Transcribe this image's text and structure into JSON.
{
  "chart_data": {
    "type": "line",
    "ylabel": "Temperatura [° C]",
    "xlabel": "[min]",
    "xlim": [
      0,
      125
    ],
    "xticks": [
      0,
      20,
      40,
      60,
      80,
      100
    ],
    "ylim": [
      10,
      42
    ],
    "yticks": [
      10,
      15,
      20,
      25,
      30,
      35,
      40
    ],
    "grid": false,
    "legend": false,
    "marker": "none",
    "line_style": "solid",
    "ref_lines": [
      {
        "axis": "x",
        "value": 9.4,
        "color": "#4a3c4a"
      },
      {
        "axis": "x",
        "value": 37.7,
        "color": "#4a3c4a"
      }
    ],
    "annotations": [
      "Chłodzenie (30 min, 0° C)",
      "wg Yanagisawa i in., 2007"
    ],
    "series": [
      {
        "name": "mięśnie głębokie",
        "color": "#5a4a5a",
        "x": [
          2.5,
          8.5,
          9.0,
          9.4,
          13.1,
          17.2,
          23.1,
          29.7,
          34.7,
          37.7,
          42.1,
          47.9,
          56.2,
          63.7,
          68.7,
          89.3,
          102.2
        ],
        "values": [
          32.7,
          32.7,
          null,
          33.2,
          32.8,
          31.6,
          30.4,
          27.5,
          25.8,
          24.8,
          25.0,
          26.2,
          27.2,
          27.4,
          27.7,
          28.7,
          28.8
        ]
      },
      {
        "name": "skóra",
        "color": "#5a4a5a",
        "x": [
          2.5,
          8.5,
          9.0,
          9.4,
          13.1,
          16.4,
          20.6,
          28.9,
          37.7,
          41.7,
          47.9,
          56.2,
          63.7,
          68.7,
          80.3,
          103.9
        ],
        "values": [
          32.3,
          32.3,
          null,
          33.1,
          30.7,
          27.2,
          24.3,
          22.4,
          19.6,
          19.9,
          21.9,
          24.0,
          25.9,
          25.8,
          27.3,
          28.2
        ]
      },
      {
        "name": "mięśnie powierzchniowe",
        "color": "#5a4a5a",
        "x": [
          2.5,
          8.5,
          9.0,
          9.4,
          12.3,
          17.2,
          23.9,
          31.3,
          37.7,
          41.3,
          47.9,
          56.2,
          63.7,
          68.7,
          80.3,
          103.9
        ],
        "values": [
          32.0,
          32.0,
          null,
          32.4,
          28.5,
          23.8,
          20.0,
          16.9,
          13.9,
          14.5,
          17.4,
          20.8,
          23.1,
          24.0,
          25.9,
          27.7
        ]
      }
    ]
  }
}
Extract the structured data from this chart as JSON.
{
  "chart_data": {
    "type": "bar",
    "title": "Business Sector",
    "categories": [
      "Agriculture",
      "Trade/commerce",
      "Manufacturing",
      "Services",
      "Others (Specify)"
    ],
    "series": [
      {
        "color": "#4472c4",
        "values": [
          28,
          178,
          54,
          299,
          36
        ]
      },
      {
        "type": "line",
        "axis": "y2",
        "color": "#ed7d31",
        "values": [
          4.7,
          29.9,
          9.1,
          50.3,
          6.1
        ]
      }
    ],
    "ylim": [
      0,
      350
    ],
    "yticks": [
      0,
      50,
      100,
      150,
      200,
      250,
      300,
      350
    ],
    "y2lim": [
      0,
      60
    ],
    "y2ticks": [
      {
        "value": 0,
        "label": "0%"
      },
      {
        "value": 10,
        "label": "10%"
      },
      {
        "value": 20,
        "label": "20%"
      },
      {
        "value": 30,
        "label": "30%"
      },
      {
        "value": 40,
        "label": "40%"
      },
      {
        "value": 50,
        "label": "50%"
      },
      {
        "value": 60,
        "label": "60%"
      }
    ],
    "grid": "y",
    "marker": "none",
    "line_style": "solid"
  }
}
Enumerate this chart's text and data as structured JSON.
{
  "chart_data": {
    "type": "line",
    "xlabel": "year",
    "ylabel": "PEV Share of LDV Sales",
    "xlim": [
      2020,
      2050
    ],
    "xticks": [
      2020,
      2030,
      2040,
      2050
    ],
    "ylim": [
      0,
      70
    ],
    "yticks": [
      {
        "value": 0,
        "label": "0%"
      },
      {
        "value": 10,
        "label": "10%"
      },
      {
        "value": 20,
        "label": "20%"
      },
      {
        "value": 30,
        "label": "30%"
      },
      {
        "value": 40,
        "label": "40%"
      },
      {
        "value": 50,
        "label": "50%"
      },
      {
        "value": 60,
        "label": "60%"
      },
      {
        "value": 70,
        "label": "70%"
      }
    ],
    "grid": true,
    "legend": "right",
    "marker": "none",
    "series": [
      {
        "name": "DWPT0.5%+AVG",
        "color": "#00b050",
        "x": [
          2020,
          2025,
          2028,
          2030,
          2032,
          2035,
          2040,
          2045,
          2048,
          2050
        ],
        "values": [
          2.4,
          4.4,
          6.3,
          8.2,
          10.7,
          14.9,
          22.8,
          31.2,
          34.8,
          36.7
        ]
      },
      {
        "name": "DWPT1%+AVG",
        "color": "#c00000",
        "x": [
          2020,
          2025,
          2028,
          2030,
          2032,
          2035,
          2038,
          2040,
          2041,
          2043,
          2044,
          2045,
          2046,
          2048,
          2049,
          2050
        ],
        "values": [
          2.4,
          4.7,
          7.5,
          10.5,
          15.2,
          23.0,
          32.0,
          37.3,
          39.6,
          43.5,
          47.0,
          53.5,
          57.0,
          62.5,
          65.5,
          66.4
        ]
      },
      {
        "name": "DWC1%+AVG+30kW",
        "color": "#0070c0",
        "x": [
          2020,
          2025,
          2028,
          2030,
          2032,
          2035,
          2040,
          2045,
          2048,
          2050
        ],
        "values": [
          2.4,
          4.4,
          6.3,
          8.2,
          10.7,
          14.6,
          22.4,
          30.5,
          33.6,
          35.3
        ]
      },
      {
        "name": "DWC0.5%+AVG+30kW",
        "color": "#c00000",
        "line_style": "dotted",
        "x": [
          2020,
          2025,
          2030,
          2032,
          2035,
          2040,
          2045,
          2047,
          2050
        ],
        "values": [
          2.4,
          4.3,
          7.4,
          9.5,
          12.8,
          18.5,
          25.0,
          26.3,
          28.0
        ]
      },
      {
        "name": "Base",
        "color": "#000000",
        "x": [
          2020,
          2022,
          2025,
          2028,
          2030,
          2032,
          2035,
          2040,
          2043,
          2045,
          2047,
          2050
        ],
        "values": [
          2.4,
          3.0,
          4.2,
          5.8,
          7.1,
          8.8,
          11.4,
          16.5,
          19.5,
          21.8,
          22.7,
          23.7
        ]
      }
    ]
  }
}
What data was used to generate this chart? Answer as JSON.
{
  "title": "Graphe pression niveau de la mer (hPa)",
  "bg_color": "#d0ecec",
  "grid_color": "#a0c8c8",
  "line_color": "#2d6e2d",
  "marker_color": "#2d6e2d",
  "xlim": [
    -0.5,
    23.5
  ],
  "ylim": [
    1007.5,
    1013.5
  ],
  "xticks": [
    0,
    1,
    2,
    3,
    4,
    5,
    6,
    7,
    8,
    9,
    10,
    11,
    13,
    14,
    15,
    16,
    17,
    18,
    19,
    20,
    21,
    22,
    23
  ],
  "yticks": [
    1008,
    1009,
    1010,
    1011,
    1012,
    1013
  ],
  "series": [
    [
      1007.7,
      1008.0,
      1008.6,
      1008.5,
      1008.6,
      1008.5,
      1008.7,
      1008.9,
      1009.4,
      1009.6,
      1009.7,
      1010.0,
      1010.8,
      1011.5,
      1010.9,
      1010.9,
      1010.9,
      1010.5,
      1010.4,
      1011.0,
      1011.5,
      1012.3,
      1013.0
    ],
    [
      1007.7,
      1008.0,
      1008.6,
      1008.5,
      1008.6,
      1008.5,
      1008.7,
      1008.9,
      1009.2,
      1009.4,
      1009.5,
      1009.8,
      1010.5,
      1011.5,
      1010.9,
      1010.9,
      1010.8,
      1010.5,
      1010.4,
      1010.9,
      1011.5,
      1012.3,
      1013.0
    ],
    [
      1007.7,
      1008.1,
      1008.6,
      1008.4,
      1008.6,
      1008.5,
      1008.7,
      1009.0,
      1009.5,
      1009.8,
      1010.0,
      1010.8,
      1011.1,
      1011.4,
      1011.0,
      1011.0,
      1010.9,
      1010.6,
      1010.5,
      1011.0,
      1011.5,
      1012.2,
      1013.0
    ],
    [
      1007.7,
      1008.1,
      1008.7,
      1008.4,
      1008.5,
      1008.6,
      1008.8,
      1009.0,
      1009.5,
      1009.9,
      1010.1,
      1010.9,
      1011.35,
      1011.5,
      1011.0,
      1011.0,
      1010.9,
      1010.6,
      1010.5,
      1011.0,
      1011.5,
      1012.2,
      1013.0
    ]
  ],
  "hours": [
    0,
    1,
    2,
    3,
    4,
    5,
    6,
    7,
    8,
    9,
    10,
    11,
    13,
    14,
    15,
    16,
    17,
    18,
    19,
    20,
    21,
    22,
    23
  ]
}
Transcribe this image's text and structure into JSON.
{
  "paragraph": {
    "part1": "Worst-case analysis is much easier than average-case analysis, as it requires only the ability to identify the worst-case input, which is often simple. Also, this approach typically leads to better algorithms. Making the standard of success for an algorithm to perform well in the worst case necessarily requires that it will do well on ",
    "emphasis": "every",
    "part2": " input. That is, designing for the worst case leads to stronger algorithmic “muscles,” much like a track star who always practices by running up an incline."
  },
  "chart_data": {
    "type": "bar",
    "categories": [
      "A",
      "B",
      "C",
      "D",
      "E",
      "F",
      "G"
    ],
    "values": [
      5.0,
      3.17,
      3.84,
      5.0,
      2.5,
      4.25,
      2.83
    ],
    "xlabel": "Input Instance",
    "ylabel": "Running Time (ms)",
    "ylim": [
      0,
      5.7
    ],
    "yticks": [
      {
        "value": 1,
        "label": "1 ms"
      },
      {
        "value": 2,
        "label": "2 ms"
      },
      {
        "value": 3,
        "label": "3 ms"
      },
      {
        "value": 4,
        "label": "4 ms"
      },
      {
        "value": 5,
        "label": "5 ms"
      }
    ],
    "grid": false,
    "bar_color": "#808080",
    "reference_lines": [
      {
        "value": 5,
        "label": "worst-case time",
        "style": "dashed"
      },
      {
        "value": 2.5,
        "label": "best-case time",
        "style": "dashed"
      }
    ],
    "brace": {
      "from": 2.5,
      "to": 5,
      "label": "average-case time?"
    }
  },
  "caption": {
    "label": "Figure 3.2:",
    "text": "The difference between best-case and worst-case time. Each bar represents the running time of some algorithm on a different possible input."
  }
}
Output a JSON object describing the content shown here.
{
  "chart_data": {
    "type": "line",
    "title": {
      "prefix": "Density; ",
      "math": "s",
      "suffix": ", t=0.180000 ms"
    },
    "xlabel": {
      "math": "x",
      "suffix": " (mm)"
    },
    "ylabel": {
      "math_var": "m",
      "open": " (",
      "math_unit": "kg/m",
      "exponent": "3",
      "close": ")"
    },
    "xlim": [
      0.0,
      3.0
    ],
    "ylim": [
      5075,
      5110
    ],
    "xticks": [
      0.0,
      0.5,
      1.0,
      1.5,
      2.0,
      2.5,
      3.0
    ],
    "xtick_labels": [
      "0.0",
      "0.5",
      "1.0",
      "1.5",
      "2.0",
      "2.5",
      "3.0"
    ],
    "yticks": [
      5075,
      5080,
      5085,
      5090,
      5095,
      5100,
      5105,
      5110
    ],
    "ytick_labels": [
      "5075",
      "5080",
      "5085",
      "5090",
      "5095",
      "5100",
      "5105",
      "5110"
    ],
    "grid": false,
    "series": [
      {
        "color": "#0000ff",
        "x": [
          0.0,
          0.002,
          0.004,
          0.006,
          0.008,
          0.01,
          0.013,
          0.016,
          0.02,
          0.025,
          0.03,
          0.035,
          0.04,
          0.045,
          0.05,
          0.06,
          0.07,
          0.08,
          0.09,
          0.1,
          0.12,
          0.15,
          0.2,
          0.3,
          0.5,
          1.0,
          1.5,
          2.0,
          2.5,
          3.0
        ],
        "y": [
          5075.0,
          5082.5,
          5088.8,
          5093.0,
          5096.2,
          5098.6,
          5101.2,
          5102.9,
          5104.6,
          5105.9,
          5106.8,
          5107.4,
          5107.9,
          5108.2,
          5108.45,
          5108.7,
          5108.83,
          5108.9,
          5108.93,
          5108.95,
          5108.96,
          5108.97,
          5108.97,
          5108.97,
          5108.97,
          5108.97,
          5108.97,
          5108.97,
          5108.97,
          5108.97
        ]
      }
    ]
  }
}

Problem requirements: From the entries above, copy every line containing the word "average".

Complete output:
    "part1": "Worst-case analysis is much easier than average-case analysis, as it requires only the ability to identify the worst-case input, which is often simple. Also, this approach typically leads to better algorithms. Making the standard of success for an algorithm to perform well in the worst case necessarily requires that it will do well on ",
      "label": "average-case time?"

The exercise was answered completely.